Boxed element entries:
________________________
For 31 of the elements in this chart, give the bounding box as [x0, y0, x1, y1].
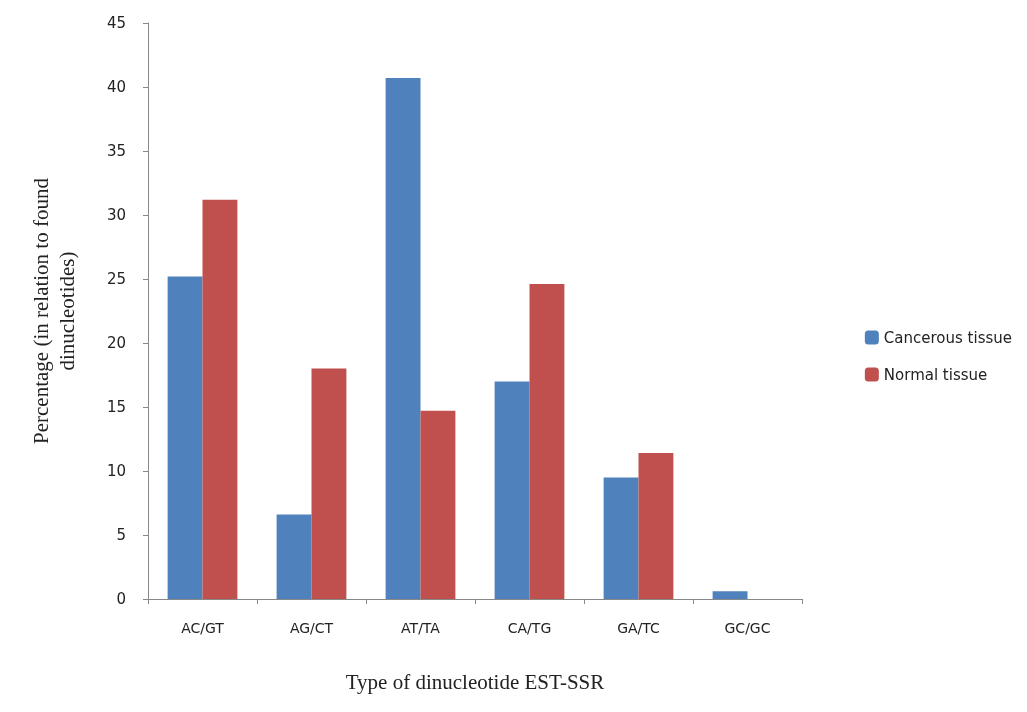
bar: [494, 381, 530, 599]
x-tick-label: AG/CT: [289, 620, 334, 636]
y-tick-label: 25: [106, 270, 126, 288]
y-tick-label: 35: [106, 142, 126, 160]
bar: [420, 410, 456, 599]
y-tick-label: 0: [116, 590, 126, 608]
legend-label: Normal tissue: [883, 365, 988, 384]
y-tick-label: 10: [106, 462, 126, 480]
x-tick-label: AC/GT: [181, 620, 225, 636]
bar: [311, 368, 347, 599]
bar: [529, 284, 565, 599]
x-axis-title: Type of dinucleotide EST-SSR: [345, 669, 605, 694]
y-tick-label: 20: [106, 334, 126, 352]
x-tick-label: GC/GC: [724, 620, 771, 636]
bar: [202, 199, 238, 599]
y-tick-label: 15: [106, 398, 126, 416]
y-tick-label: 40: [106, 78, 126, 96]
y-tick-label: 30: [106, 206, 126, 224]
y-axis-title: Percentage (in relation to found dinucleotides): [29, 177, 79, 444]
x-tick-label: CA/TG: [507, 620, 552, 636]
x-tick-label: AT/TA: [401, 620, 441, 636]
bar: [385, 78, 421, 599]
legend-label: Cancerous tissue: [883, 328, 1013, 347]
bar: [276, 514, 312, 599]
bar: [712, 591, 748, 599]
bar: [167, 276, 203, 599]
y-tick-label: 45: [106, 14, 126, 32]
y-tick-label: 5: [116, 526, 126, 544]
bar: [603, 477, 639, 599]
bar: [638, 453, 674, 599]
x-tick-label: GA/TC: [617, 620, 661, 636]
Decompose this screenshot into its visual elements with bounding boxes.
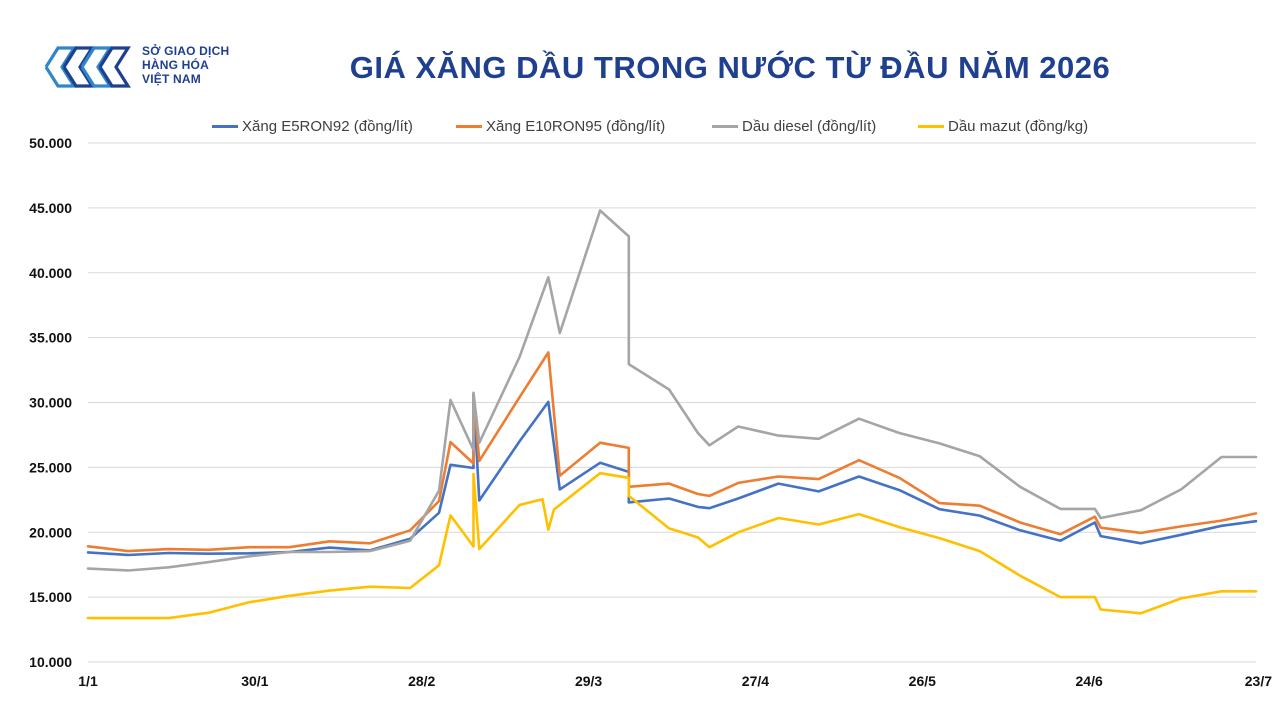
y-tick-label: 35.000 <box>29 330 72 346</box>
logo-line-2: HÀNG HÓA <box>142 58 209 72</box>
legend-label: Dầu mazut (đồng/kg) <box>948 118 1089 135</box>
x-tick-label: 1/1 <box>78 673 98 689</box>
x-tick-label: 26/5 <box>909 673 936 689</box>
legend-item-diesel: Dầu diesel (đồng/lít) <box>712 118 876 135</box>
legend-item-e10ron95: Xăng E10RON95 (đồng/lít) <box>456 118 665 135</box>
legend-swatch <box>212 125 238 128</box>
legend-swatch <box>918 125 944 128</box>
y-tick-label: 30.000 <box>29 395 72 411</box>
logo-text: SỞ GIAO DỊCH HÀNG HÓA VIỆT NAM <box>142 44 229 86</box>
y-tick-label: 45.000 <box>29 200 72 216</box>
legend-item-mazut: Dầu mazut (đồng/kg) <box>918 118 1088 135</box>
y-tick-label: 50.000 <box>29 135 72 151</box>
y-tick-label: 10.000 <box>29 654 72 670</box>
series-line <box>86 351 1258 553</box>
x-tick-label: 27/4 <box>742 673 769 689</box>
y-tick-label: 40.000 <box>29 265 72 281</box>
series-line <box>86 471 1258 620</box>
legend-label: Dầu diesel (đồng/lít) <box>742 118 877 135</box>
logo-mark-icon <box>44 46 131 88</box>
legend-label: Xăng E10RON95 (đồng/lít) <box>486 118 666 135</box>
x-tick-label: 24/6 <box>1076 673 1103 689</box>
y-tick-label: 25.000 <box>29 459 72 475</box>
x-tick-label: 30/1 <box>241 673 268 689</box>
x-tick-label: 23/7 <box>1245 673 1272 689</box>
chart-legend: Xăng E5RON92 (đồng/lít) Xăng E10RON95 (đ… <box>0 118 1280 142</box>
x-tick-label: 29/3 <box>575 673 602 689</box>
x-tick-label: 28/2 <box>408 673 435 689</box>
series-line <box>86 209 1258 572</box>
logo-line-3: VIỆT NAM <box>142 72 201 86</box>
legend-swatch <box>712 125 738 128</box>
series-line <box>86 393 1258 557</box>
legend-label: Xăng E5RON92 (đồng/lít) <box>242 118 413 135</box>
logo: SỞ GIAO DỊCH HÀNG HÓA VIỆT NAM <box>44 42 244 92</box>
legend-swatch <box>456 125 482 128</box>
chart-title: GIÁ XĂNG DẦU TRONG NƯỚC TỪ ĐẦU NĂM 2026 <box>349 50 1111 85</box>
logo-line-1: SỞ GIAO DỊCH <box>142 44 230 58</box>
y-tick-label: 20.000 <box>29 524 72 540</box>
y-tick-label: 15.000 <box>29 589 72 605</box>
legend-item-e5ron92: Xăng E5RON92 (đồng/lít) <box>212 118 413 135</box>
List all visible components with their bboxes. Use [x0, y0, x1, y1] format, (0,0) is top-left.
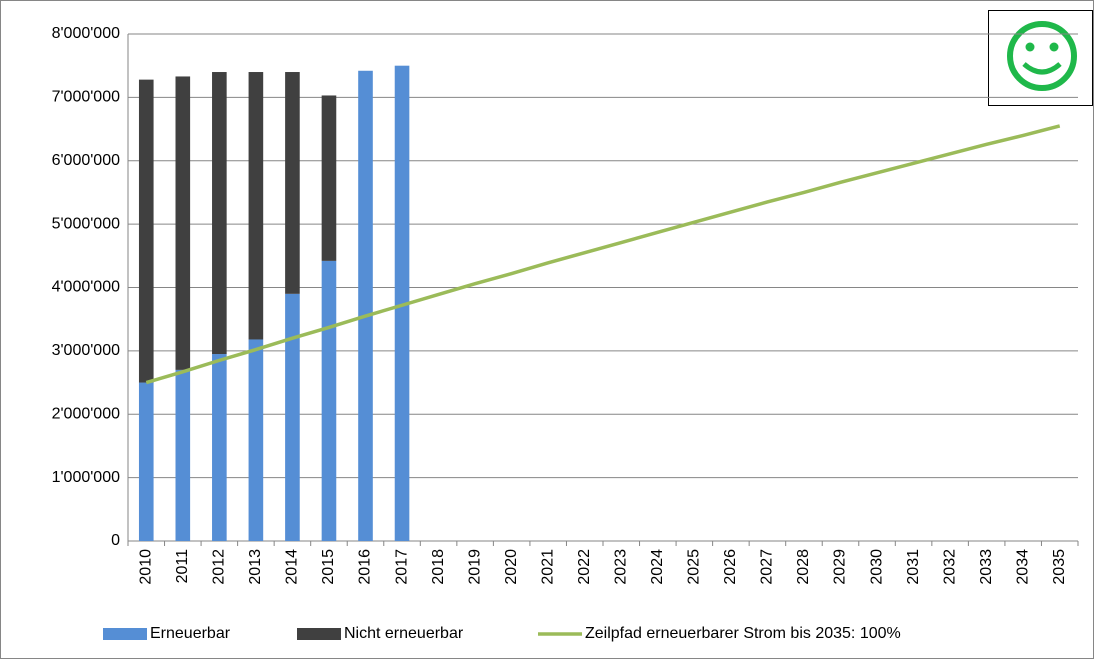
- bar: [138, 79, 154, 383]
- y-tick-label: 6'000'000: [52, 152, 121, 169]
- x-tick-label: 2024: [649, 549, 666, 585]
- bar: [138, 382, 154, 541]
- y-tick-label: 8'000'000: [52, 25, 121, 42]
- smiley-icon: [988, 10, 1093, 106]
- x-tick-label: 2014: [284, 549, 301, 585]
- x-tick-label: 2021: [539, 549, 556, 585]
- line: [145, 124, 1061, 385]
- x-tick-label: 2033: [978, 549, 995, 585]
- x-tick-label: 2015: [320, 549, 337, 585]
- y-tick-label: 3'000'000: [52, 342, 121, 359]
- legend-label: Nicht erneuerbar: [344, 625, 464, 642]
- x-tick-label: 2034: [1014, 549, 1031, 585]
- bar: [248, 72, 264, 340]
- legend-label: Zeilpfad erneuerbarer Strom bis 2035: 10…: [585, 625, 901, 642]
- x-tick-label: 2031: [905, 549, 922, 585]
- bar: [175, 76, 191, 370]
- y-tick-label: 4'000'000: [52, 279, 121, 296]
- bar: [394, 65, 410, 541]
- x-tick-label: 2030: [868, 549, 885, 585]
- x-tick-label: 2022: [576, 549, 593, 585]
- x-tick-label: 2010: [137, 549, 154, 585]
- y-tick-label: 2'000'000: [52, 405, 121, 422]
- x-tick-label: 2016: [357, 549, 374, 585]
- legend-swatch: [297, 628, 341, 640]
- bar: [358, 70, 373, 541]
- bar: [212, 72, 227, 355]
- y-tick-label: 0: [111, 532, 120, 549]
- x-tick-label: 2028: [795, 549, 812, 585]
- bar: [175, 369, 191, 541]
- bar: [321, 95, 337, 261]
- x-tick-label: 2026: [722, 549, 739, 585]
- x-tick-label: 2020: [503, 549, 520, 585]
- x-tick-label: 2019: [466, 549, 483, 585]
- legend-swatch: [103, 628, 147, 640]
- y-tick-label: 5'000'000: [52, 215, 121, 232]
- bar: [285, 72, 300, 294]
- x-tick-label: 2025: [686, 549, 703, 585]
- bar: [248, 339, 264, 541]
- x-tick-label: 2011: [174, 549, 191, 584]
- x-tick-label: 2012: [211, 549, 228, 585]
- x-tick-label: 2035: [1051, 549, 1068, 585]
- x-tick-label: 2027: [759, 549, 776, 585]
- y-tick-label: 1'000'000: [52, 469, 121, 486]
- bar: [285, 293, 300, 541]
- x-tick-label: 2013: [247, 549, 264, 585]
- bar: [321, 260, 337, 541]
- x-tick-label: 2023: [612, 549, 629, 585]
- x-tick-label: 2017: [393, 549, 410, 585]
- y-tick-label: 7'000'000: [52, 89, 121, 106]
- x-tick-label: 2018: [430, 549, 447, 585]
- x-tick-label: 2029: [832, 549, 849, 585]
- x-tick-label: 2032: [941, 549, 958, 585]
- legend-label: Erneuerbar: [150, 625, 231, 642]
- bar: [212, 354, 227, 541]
________________________
**TASK TO COMPLETE**
Copy every line of the data above character for character, leaving out the picture lines.

**CORRECT RESPONSE**
For 31 of the elements in this chart, give the bounding box as [x0, y0, x1, y1].
bar: [494, 381, 530, 599]
x-tick-label: AG/CT: [289, 620, 334, 636]
y-tick-label: 25: [106, 270, 126, 288]
y-tick-label: 35: [106, 142, 126, 160]
bar: [420, 410, 456, 599]
y-tick-label: 0: [116, 590, 126, 608]
legend-label: Normal tissue: [883, 365, 988, 384]
y-tick-label: 10: [106, 462, 126, 480]
x-tick-label: AC/GT: [181, 620, 225, 636]
bar: [311, 368, 347, 599]
bar: [529, 284, 565, 599]
x-axis-title: Type of dinucleotide EST-SSR: [345, 669, 605, 694]
y-tick-label: 20: [106, 334, 126, 352]
x-tick-label: GC/GC: [724, 620, 771, 636]
bar: [202, 199, 238, 599]
y-tick-label: 15: [106, 398, 126, 416]
y-tick-label: 40: [106, 78, 126, 96]
y-tick-label: 30: [106, 206, 126, 224]
y-axis-title: Percentage (in relation to found dinucleotides): [29, 177, 79, 444]
x-tick-label: CA/TG: [507, 620, 552, 636]
x-tick-label: AT/TA: [401, 620, 441, 636]
bar: [385, 78, 421, 599]
legend-label: Cancerous tissue: [883, 328, 1013, 347]
bar: [276, 514, 312, 599]
bar: [712, 591, 748, 599]
bar: [167, 276, 203, 599]
y-tick-label: 45: [106, 14, 126, 32]
y-tick-label: 5: [116, 526, 126, 544]
bar: [603, 477, 639, 599]
bar: [638, 453, 674, 599]
x-tick-label: GA/TC: [617, 620, 661, 636]
Decompose this screenshot into its visual elements with bounding boxes.
y-tick-label: 35.000 <box>29 330 72 346</box>
logo-line-2: HÀNG HÓA <box>142 58 209 72</box>
legend-label: Dầu mazut (đồng/kg) <box>948 118 1089 135</box>
x-tick-label: 1/1 <box>78 673 98 689</box>
x-tick-label: 26/5 <box>909 673 936 689</box>
legend-item-diesel: Dầu diesel (đồng/lít) <box>712 118 876 135</box>
legend-item-e10ron95: Xăng E10RON95 (đồng/lít) <box>456 118 665 135</box>
legend-swatch <box>212 125 238 128</box>
legend-swatch <box>918 125 944 128</box>
y-tick-label: 30.000 <box>29 395 72 411</box>
logo-text: SỞ GIAO DỊCH HÀNG HÓA VIỆT NAM <box>142 44 229 86</box>
y-tick-label: 45.000 <box>29 200 72 216</box>
legend-item-mazut: Dầu mazut (đồng/kg) <box>918 118 1088 135</box>
y-tick-label: 50.000 <box>29 135 72 151</box>
y-tick-label: 10.000 <box>29 654 72 670</box>
series-line <box>86 351 1258 553</box>
x-tick-label: 27/4 <box>742 673 769 689</box>
y-tick-label: 40.000 <box>29 265 72 281</box>
series-line <box>86 471 1258 620</box>
legend-label: Dầu diesel (đồng/lít) <box>742 118 877 135</box>
logo-mark-icon <box>44 46 131 88</box>
legend-label: Xăng E10RON95 (đồng/lít) <box>486 118 666 135</box>
x-tick-label: 24/6 <box>1076 673 1103 689</box>
y-tick-label: 25.000 <box>29 459 72 475</box>
x-tick-label: 30/1 <box>241 673 268 689</box>
x-tick-label: 23/7 <box>1245 673 1272 689</box>
chart-legend: Xăng E5RON92 (đồng/lít) Xăng E10RON95 (đ… <box>0 118 1280 142</box>
x-tick-label: 29/3 <box>575 673 602 689</box>
x-tick-label: 28/2 <box>408 673 435 689</box>
series-line <box>86 209 1258 572</box>
logo-line-3: VIỆT NAM <box>142 72 201 86</box>
legend-swatch <box>712 125 738 128</box>
series-line <box>86 393 1258 557</box>
legend-label: Xăng E5RON92 (đồng/lít) <box>242 118 413 135</box>
logo: SỞ GIAO DỊCH HÀNG HÓA VIỆT NAM <box>44 42 244 92</box>
legend-swatch <box>456 125 482 128</box>
chart-title: GIÁ XĂNG DẦU TRONG NƯỚC TỪ ĐẦU NĂM 2026 <box>349 50 1111 85</box>
logo-line-1: SỞ GIAO DỊCH <box>142 44 230 58</box>
y-tick-label: 20.000 <box>29 524 72 540</box>
y-tick-label: 15.000 <box>29 589 72 605</box>
legend-item-e5ron92: Xăng E5RON92 (đồng/lít) <box>212 118 413 135</box>
List all visible components with their bboxes. Use [x0, y0, x1, y1] format, (0,0) is top-left.
- bar: [138, 79, 154, 383]
- y-tick-label: 6'000'000: [52, 152, 121, 169]
- x-tick-label: 2024: [649, 549, 666, 585]
- bar: [138, 382, 154, 541]
- y-tick-label: 8'000'000: [52, 25, 121, 42]
- smiley-icon: [988, 10, 1093, 106]
- x-tick-label: 2014: [284, 549, 301, 585]
- x-tick-label: 2021: [539, 549, 556, 585]
- line: [145, 124, 1061, 385]
- x-tick-label: 2033: [978, 549, 995, 585]
- x-tick-label: 2015: [320, 549, 337, 585]
- y-tick-label: 3'000'000: [52, 342, 121, 359]
- legend-label: Nicht erneuerbar: [344, 625, 464, 642]
- x-tick-label: 2034: [1014, 549, 1031, 585]
- bar: [248, 72, 264, 340]
- legend-label: Zeilpfad erneuerbarer Strom bis 2035: 10…: [585, 625, 901, 642]
- x-tick-label: 2031: [905, 549, 922, 585]
- bar: [175, 76, 191, 370]
- y-tick-label: 4'000'000: [52, 279, 121, 296]
- bar: [394, 65, 410, 541]
- x-tick-label: 2030: [868, 549, 885, 585]
- x-tick-label: 2022: [576, 549, 593, 585]
- x-tick-label: 2010: [137, 549, 154, 585]
- y-tick-label: 2'000'000: [52, 405, 121, 422]
- x-tick-label: 2016: [357, 549, 374, 585]
- legend-swatch: [297, 628, 341, 640]
- bar: [358, 70, 373, 541]
- bar: [212, 72, 227, 355]
- y-tick-label: 0: [111, 532, 120, 549]
- x-tick-label: 2028: [795, 549, 812, 585]
- bar: [175, 369, 191, 541]
- bar: [321, 95, 337, 261]
- x-tick-label: 2026: [722, 549, 739, 585]
- x-tick-label: 2020: [503, 549, 520, 585]
- x-tick-label: 2019: [466, 549, 483, 585]
- legend-swatch: [103, 628, 147, 640]
- y-tick-label: 5'000'000: [52, 215, 121, 232]
- bar: [285, 72, 300, 294]
- x-tick-label: 2025: [686, 549, 703, 585]
- bar: [248, 339, 264, 541]
- x-tick-label: 2011: [174, 549, 191, 584]
- x-tick-label: 2012: [211, 549, 228, 585]
- x-tick-label: 2035: [1051, 549, 1068, 585]
- x-tick-label: 2027: [759, 549, 776, 585]
- y-tick-label: 1'000'000: [52, 469, 121, 486]
- bar: [285, 293, 300, 541]
- x-tick-label: 2013: [247, 549, 264, 585]
- bar: [321, 260, 337, 541]
- x-tick-label: 2023: [612, 549, 629, 585]
- x-tick-label: 2017: [393, 549, 410, 585]
- y-tick-label: 7'000'000: [52, 89, 121, 106]
- x-tick-label: 2018: [430, 549, 447, 585]
- x-tick-label: 2029: [832, 549, 849, 585]
- x-tick-label: 2032: [941, 549, 958, 585]
- legend-label: Erneuerbar: [150, 625, 231, 642]
- bar: [212, 354, 227, 541]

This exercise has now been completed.